## What you need to do:
Scan the listing below. Report each line that includes "starting".

**** Data

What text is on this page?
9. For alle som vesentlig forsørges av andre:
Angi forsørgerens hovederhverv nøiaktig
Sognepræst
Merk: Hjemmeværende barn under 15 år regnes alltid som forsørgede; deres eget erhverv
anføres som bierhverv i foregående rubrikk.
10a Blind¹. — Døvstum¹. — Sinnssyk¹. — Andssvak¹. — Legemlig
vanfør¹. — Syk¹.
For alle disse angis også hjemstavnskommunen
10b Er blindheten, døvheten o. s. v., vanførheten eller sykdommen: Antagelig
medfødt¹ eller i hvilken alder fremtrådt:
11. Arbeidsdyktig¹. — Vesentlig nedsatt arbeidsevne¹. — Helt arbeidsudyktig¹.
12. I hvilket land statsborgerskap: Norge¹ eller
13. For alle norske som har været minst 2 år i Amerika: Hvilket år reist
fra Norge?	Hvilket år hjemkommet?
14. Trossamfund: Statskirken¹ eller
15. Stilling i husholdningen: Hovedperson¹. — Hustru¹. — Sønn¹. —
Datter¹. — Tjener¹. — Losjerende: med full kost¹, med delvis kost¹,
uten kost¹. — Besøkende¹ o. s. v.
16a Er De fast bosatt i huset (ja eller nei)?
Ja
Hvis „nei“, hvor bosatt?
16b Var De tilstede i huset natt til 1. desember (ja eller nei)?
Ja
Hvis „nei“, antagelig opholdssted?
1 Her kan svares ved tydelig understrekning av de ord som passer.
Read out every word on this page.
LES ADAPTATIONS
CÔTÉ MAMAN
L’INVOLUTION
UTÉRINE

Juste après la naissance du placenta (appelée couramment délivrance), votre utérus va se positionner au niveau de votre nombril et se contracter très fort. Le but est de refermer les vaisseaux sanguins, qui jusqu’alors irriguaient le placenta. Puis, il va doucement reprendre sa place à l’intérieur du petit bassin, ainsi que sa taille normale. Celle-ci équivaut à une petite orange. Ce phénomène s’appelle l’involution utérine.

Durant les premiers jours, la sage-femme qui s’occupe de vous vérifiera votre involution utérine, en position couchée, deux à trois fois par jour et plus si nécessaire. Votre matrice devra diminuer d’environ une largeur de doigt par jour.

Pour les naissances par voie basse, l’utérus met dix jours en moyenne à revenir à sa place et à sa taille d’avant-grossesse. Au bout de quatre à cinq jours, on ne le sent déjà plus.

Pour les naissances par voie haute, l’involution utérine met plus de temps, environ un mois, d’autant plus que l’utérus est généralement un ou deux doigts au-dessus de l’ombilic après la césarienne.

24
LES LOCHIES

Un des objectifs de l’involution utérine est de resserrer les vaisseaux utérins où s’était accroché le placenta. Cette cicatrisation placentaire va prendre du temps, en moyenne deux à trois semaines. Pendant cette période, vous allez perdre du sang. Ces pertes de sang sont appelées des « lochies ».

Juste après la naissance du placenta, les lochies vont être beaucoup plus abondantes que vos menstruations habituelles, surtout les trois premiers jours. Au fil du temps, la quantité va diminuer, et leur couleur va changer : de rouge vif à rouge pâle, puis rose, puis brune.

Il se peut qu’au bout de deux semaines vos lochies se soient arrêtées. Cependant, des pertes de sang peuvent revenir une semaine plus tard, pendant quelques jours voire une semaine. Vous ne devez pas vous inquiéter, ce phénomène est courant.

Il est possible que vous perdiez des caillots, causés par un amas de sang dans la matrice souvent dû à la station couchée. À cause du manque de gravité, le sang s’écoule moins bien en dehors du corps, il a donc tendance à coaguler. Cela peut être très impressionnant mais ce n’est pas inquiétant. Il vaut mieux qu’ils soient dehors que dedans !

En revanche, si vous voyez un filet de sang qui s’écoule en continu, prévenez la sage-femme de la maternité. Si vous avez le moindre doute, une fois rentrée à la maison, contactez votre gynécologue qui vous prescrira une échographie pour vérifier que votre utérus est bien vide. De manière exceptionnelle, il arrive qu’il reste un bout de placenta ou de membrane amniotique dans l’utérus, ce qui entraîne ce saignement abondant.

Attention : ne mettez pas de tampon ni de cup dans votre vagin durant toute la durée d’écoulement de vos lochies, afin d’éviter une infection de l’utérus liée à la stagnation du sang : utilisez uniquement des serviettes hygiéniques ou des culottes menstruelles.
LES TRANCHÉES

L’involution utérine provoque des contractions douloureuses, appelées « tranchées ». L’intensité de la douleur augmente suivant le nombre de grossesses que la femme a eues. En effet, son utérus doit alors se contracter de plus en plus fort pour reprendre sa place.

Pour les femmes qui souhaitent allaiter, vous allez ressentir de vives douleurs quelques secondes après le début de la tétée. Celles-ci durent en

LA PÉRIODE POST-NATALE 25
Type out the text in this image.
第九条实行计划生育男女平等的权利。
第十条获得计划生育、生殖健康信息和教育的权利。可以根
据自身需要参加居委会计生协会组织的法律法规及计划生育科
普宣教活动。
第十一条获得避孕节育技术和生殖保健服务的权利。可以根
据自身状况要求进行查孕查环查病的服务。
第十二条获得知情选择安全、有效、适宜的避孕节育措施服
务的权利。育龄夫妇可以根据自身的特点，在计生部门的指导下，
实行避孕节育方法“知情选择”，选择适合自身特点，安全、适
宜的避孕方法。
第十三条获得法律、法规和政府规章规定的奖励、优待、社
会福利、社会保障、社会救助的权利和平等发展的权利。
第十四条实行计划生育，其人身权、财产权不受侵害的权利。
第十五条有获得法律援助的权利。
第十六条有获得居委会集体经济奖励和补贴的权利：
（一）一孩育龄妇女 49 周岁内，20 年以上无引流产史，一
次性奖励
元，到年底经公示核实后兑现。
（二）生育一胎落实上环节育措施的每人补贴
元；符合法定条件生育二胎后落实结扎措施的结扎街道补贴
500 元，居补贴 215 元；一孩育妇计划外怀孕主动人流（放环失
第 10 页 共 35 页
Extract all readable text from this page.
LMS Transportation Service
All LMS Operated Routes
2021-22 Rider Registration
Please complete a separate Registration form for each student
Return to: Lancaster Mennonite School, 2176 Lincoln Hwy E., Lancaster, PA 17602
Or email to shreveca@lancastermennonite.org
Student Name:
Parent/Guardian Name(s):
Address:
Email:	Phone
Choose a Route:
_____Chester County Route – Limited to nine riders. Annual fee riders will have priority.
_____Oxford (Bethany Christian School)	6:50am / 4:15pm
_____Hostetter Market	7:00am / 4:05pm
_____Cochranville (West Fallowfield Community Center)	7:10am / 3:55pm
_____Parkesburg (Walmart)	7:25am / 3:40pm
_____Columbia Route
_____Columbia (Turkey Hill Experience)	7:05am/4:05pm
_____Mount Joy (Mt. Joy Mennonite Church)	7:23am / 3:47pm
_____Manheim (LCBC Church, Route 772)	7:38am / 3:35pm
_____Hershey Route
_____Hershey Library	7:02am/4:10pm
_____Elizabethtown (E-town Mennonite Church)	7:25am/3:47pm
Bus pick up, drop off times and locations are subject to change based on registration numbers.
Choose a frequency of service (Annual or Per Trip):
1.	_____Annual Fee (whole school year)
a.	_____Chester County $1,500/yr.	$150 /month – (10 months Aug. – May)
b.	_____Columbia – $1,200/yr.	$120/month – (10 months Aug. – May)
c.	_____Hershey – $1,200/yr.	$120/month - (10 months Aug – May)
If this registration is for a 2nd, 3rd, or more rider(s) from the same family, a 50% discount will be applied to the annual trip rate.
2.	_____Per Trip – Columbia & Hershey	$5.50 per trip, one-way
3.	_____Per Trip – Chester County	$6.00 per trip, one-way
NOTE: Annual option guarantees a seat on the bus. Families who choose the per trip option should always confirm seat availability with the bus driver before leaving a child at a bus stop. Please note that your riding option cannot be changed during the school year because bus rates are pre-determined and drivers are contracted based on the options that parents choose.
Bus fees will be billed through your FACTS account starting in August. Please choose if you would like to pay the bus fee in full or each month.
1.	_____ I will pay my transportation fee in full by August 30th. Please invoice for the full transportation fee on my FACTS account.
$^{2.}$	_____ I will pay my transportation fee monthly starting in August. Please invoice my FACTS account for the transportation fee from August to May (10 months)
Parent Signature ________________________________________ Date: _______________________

********

## The output:
Bus fees will be billed through your FACTS account starting in August. Please choose if you would like to pay the bus fee in full or each month.
$^{2.}$	_____ I will pay my transportation fee monthly starting in August. Please invoice my FACTS account for the transportation fee from August to May (10 months)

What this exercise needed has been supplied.